Rows from a figure dataset
BEGIN
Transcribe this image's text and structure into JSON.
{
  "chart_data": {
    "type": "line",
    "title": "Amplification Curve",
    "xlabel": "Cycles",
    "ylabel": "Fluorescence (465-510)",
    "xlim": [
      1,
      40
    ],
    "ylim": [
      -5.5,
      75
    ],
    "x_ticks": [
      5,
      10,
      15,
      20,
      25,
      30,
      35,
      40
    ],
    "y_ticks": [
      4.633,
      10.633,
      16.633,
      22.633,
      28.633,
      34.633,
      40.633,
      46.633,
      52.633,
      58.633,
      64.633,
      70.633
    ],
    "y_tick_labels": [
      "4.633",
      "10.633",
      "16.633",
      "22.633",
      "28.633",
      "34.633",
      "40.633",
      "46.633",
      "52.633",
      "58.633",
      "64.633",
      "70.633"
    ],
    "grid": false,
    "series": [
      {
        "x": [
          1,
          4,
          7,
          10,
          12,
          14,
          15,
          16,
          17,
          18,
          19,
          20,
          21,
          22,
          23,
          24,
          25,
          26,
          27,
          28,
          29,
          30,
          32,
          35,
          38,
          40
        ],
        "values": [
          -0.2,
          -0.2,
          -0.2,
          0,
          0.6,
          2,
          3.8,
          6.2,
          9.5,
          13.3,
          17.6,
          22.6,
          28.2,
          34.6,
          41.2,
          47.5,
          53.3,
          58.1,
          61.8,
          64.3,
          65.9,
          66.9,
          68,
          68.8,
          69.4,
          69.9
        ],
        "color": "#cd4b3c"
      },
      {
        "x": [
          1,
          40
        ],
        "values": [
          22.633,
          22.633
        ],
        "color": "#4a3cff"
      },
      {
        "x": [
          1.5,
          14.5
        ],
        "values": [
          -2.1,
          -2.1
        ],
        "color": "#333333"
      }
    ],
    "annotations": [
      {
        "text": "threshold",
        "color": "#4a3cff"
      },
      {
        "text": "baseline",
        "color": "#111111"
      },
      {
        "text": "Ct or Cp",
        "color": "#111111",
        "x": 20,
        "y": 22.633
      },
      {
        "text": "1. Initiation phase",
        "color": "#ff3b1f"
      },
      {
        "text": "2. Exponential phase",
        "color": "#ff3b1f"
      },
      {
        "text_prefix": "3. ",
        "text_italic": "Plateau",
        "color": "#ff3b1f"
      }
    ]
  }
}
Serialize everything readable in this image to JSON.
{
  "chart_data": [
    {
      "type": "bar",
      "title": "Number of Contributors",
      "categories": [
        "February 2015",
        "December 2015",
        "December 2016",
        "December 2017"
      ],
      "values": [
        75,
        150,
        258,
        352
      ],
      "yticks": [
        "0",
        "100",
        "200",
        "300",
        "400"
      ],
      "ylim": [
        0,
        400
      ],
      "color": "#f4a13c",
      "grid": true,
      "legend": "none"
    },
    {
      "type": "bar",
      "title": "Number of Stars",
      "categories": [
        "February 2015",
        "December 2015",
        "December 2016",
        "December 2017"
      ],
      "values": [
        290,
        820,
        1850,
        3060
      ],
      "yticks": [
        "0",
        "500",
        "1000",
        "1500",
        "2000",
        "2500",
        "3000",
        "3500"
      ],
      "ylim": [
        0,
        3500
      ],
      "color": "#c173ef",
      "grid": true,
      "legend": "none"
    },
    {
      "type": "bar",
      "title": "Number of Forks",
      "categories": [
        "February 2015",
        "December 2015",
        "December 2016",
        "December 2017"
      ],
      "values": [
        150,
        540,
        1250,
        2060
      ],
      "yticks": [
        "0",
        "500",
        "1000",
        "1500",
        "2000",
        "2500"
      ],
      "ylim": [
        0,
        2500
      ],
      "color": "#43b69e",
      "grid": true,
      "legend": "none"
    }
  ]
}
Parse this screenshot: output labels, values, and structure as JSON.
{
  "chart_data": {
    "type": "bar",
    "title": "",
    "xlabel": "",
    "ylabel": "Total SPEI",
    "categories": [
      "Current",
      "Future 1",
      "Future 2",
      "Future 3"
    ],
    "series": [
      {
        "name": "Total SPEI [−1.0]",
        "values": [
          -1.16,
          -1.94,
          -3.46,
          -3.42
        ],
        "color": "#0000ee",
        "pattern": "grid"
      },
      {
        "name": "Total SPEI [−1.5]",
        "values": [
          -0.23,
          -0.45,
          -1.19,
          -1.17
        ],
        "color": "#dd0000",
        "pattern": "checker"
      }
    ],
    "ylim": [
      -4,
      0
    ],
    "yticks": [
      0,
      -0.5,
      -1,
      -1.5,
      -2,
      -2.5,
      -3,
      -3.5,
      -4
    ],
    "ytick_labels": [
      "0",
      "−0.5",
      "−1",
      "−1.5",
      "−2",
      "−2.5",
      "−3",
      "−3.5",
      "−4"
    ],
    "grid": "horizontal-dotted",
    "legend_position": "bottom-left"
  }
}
END
_Task details_
Using the data above, say how many lines include "JSON". No other reply is needed.

_Output for this task_
3